- [Written problem]: Find every line in the records below that contains the word "Tratamientos", and copy each such line.

- [Available records]:
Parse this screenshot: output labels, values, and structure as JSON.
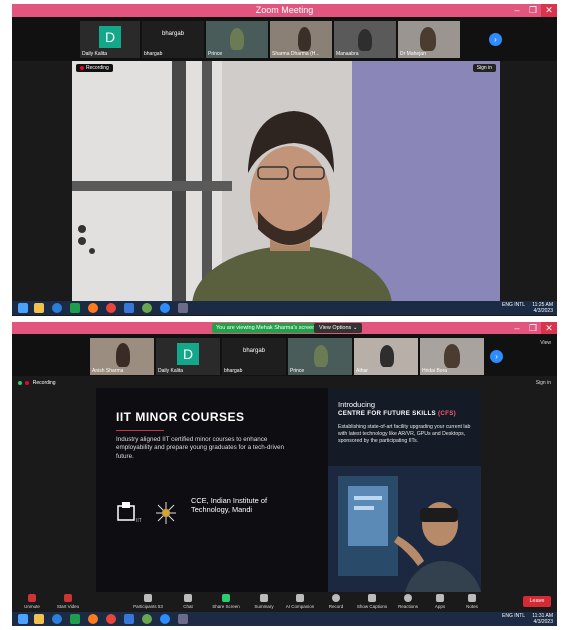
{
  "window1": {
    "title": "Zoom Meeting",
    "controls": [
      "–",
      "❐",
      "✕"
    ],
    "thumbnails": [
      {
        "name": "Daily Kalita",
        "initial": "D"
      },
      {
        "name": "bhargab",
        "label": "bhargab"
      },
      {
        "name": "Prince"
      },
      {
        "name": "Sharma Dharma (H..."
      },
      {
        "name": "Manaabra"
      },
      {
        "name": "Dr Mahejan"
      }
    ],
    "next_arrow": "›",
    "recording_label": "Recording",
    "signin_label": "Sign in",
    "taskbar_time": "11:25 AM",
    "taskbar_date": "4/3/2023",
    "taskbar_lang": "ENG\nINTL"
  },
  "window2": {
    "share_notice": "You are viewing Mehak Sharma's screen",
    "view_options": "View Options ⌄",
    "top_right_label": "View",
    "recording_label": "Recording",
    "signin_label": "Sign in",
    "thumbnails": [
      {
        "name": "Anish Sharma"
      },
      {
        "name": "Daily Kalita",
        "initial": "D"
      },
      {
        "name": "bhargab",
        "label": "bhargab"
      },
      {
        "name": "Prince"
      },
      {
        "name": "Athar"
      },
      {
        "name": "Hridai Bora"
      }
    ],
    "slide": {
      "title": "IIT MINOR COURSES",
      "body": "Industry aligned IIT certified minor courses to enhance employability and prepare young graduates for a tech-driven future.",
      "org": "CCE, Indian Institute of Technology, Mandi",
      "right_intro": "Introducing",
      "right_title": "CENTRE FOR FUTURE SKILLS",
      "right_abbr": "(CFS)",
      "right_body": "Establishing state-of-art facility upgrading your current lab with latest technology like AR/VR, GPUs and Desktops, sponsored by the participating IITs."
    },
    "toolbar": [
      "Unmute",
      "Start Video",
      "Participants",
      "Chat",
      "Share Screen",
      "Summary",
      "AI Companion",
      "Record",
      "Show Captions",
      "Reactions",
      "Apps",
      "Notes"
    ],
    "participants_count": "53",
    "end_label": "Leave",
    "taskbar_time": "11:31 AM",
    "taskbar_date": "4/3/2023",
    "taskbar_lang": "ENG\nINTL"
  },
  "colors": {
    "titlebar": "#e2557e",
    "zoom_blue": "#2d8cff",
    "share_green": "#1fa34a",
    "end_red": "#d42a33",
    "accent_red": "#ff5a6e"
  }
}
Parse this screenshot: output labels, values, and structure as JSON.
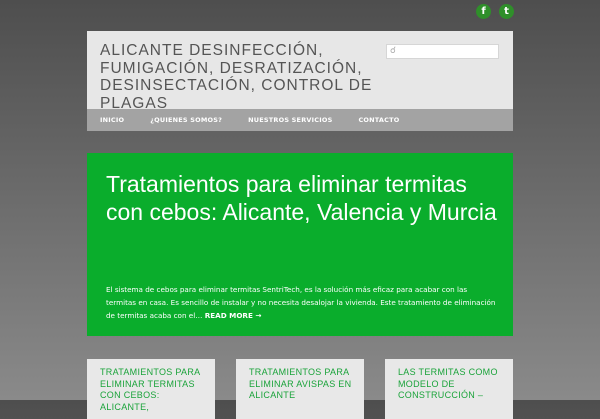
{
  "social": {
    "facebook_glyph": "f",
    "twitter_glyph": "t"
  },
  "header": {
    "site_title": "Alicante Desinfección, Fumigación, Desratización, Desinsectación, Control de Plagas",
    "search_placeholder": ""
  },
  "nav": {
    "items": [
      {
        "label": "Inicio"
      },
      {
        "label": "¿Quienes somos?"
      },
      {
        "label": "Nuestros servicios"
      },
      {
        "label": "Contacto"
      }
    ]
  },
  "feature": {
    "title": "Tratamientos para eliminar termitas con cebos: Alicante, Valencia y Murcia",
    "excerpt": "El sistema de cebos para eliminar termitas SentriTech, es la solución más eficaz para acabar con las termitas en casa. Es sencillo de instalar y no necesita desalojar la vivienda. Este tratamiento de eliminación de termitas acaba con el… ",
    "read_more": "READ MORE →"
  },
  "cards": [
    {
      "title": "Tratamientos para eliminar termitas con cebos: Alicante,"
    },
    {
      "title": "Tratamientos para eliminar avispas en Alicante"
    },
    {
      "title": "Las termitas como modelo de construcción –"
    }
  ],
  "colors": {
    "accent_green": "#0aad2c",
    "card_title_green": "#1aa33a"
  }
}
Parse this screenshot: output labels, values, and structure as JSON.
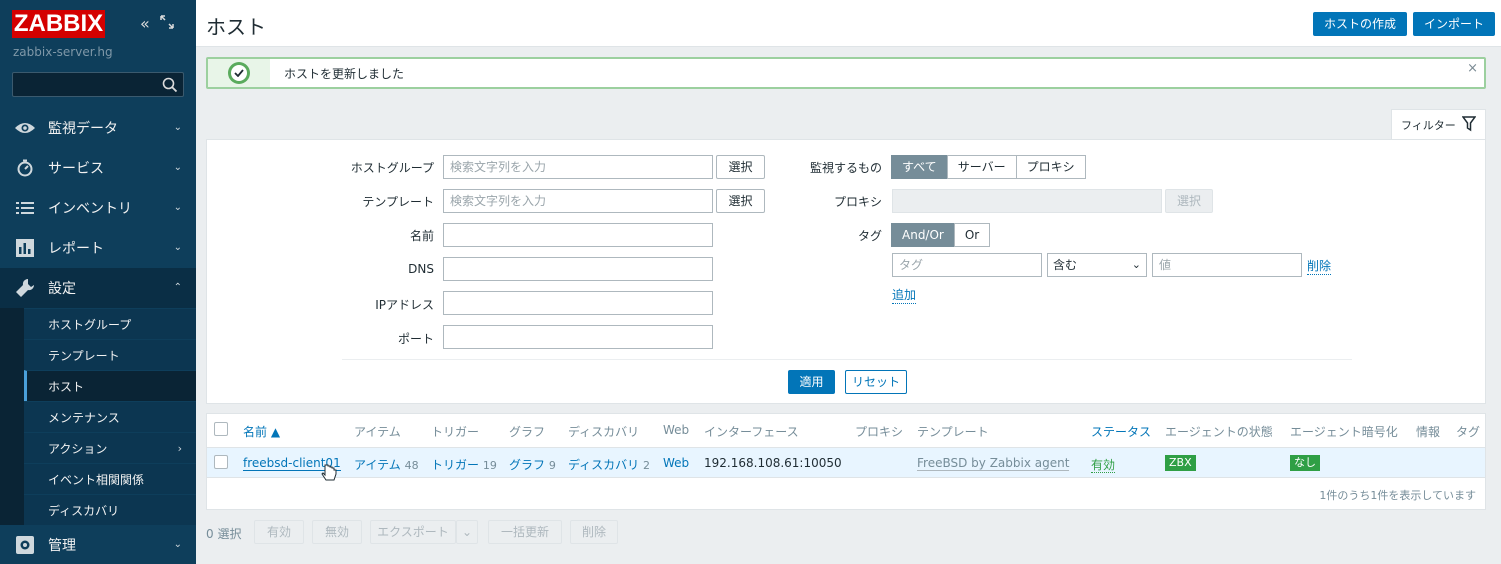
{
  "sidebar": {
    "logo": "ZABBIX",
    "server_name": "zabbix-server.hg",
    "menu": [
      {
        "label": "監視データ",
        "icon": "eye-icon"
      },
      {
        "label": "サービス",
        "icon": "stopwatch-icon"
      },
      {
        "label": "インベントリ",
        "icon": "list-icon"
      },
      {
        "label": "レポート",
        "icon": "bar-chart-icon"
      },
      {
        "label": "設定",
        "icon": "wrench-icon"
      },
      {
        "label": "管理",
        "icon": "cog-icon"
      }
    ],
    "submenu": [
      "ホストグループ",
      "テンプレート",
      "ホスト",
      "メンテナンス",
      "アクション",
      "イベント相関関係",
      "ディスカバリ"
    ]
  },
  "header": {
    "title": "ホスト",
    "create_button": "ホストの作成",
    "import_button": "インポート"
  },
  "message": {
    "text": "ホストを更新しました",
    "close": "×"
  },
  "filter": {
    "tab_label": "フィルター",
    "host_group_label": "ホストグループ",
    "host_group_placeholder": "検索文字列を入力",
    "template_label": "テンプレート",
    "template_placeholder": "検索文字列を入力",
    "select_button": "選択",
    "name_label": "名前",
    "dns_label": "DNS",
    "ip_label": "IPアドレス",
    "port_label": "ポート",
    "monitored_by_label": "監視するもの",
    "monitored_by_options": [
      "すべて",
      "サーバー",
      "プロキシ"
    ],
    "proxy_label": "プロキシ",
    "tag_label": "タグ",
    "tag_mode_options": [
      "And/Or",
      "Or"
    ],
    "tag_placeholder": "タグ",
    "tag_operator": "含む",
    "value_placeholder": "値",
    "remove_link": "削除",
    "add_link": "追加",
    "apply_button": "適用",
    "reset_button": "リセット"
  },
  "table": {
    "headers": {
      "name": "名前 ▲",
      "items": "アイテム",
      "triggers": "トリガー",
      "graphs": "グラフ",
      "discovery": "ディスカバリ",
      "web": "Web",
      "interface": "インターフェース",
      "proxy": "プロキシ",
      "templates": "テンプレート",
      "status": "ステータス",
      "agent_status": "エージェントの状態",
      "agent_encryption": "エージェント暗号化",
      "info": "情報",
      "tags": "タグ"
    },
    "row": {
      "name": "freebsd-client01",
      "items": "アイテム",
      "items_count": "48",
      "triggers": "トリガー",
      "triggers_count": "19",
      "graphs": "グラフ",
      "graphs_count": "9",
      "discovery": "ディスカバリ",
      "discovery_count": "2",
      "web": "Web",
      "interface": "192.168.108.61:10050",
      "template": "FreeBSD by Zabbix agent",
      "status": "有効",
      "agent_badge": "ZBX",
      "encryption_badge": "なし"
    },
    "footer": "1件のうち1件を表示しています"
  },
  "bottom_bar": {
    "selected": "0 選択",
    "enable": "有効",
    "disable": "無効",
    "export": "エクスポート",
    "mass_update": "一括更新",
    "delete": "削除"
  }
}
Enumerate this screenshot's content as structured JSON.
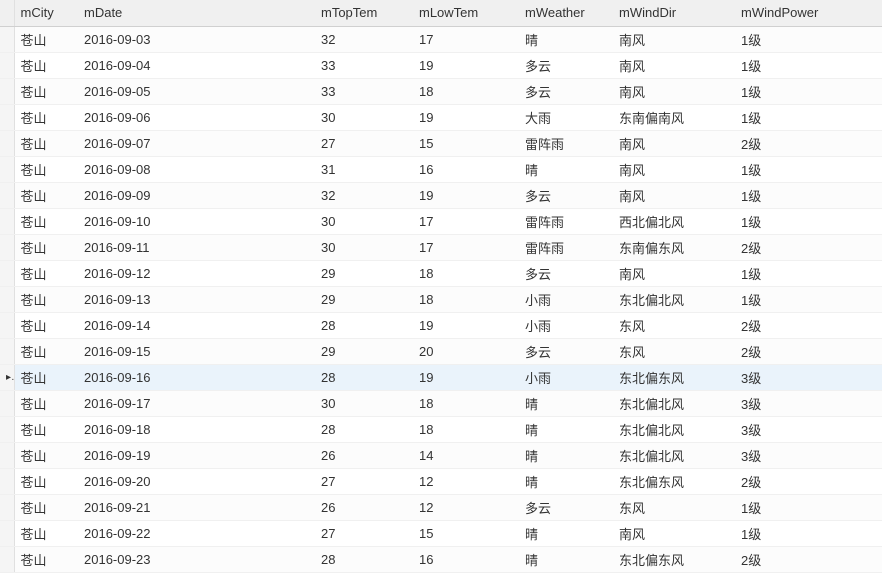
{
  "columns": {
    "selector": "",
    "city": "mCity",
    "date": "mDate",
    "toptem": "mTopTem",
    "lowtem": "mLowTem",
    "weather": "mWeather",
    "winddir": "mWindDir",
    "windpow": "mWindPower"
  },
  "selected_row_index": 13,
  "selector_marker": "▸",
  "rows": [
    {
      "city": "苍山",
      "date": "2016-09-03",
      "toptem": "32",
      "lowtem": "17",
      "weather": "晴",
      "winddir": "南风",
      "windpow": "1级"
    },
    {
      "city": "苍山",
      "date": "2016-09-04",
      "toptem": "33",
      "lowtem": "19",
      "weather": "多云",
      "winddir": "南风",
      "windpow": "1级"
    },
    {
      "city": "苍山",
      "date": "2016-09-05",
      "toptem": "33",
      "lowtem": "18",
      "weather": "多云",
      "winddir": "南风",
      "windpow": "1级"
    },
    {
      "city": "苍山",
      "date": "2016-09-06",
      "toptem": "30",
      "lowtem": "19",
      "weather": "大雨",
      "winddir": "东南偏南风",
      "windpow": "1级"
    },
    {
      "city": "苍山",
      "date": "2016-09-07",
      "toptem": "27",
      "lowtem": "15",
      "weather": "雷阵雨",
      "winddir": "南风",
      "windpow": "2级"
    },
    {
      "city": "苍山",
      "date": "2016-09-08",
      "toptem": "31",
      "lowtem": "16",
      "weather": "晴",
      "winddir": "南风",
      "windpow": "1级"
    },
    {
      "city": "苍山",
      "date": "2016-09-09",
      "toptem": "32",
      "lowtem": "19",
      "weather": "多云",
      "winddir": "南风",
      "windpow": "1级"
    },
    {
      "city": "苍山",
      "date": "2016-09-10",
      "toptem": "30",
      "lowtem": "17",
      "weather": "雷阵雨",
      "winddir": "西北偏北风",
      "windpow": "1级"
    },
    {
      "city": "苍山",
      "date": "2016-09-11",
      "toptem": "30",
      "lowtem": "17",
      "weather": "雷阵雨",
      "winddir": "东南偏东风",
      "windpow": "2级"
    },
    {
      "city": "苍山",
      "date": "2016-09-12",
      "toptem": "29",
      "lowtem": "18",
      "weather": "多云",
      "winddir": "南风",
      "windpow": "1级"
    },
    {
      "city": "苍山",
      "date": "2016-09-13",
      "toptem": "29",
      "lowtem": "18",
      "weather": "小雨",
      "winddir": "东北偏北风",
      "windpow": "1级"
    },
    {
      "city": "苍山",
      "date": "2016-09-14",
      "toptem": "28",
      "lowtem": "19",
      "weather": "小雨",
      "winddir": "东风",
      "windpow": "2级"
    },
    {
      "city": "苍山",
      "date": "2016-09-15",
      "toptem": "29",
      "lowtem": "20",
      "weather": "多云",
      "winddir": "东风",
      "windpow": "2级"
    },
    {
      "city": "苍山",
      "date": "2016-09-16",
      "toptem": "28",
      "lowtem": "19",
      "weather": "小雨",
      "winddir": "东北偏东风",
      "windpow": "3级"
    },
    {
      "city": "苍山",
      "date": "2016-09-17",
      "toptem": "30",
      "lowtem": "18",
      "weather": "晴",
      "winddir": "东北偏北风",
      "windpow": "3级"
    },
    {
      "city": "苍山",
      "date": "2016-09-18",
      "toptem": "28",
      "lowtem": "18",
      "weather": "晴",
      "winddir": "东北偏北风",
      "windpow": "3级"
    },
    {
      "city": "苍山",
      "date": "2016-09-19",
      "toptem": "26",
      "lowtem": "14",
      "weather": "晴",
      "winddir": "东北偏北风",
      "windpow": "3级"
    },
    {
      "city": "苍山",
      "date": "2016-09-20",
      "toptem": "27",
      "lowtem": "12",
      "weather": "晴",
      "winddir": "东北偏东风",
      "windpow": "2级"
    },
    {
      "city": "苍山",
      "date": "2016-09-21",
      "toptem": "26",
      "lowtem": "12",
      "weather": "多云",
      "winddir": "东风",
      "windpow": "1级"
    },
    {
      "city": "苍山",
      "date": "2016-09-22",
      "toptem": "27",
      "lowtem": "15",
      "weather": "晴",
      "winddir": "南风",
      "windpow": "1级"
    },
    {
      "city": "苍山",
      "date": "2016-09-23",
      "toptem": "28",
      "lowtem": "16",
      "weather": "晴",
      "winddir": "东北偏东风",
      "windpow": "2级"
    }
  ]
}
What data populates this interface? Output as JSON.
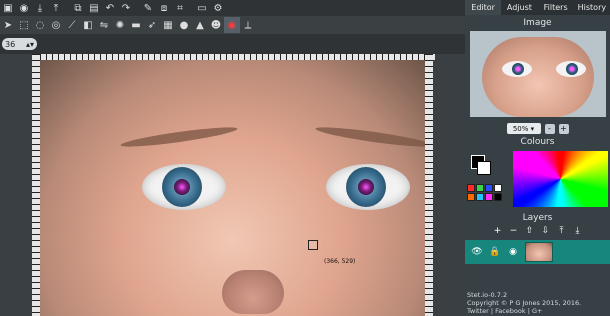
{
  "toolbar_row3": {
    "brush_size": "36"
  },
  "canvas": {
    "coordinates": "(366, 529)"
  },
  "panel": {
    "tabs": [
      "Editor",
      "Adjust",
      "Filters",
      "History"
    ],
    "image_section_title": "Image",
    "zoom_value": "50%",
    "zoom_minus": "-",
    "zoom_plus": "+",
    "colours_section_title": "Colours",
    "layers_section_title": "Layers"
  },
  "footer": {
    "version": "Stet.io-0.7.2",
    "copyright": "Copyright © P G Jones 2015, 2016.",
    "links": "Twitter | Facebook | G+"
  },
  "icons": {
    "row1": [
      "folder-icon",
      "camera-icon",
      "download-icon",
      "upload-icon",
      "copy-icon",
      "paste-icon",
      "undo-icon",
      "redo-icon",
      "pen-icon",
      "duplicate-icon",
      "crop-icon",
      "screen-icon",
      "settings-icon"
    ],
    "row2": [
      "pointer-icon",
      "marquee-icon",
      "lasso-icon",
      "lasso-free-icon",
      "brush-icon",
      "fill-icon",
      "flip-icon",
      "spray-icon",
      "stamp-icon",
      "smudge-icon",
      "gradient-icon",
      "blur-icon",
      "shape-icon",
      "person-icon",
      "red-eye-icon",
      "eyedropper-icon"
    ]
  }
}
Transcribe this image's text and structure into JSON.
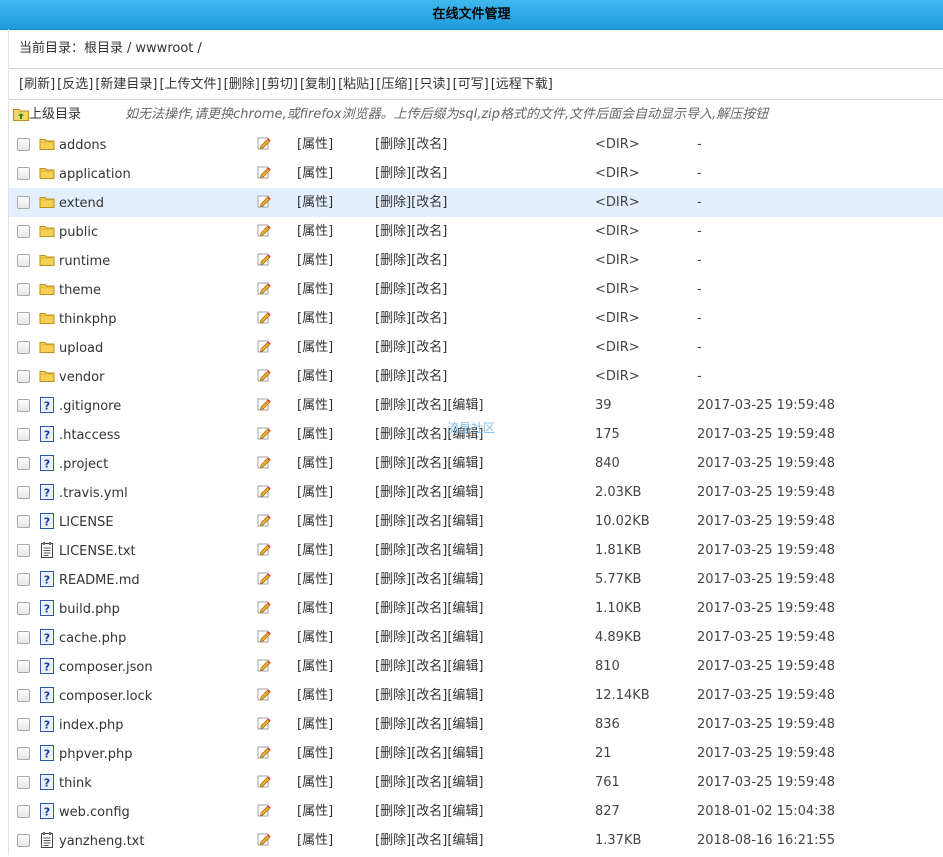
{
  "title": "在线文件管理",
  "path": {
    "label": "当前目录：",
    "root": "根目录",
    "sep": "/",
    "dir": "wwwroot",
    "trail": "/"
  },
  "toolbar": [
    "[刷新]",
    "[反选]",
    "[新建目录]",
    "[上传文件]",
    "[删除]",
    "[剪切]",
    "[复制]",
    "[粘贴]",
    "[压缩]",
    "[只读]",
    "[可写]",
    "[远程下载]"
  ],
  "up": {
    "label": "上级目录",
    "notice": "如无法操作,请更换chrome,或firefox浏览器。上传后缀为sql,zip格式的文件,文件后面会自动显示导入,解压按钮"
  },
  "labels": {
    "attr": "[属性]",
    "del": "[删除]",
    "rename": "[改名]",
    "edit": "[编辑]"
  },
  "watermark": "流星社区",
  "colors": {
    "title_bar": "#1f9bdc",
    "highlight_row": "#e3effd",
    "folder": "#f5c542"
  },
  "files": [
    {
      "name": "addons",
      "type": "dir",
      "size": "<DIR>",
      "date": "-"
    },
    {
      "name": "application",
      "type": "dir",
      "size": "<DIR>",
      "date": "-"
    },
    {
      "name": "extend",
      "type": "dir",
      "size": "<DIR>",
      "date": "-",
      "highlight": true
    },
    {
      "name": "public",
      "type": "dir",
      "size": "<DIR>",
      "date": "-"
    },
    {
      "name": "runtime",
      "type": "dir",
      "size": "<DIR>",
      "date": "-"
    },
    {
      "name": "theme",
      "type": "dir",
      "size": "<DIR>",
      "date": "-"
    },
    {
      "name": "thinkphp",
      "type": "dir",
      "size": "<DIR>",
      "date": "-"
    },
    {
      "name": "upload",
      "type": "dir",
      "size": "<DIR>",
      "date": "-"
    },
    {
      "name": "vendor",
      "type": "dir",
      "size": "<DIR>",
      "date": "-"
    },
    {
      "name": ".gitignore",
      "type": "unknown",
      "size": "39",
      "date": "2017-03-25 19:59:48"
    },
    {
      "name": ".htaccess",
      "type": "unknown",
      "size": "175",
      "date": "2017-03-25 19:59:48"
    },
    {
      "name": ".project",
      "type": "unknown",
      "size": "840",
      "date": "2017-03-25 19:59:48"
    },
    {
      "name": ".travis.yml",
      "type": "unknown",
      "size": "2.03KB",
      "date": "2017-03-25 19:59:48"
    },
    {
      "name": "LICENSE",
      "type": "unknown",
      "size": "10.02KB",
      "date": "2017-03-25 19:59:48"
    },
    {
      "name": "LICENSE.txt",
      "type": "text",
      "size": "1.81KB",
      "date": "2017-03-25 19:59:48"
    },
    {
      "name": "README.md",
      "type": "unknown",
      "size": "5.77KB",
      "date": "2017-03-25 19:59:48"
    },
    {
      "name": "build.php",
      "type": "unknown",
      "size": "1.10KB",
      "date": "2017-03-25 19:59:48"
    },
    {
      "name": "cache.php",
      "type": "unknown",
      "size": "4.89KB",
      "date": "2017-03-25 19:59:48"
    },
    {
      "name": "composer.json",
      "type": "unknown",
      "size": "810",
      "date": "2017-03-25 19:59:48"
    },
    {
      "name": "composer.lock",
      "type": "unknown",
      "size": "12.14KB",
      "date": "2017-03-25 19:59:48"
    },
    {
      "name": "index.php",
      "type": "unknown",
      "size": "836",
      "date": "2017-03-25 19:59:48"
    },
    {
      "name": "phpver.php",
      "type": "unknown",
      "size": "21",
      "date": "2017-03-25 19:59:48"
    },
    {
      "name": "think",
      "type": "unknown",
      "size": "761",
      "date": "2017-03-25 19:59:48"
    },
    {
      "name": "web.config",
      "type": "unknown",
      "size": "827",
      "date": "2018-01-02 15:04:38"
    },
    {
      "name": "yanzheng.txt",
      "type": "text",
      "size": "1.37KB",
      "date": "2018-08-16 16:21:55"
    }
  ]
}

- [Final result]:
    "title": "Tratamientos para eliminar termitas con cebos: Alicante, Valencia y Murcia",
      "title": "Tratamientos para eliminar termitas con cebos: Alicante,"
      "title": "Tratamientos para eliminar avispas en Alicante"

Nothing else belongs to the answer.